WHAT YOU SHOULD DO = Copy each line in which the string "Glint" occurs.

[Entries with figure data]

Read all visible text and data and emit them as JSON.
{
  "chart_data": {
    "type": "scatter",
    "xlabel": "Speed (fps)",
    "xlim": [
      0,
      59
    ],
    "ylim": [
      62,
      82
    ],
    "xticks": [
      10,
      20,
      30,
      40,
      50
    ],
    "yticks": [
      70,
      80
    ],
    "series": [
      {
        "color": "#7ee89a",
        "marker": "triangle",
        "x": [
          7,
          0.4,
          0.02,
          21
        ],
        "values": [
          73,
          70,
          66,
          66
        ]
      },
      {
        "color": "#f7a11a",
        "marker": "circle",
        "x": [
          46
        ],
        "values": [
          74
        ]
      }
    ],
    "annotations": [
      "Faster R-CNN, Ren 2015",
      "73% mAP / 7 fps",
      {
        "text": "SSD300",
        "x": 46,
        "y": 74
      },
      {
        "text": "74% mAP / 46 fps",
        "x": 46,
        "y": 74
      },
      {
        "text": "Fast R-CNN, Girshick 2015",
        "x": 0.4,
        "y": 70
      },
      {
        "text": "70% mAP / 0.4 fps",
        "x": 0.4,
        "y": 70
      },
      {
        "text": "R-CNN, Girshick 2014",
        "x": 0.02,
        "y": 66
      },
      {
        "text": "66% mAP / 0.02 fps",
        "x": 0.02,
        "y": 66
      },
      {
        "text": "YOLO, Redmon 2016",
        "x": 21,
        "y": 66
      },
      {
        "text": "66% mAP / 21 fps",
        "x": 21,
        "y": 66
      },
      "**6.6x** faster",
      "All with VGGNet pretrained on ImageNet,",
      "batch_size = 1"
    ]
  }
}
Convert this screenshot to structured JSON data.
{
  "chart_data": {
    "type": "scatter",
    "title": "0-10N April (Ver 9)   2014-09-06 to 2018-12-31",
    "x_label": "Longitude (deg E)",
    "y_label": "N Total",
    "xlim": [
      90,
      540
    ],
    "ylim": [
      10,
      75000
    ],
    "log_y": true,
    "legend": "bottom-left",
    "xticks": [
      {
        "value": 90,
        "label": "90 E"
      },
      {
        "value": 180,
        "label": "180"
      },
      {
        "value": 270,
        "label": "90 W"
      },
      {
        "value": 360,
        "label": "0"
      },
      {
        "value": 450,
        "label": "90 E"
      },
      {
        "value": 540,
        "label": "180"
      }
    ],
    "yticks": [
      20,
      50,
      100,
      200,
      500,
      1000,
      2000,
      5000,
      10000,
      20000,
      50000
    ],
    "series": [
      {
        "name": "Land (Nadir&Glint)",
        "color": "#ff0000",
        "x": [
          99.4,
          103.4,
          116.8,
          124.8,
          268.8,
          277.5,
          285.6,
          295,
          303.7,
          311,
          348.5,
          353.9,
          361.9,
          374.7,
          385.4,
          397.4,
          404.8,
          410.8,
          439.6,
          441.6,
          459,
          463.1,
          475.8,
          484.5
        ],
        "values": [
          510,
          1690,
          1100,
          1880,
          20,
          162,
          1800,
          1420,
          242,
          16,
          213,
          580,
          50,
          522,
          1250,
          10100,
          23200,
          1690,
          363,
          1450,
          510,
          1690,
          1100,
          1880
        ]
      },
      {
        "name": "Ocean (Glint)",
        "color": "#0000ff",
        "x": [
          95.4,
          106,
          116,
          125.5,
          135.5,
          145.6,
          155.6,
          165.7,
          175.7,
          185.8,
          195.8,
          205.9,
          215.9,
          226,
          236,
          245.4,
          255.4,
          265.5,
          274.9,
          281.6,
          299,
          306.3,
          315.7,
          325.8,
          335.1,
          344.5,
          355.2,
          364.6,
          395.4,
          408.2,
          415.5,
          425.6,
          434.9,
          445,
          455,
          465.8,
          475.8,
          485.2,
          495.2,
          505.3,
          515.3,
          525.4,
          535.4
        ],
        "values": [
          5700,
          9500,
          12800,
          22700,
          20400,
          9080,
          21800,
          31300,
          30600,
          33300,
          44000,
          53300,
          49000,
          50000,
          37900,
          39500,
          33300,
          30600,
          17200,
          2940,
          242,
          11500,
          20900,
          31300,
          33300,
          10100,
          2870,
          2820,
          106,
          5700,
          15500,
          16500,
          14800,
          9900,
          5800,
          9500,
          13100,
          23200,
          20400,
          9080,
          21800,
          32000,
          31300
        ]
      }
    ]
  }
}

REPLY TO THE TASK =
        "name": "Land (Nadir&Glint)",
        "name": "Ocean (Glint)",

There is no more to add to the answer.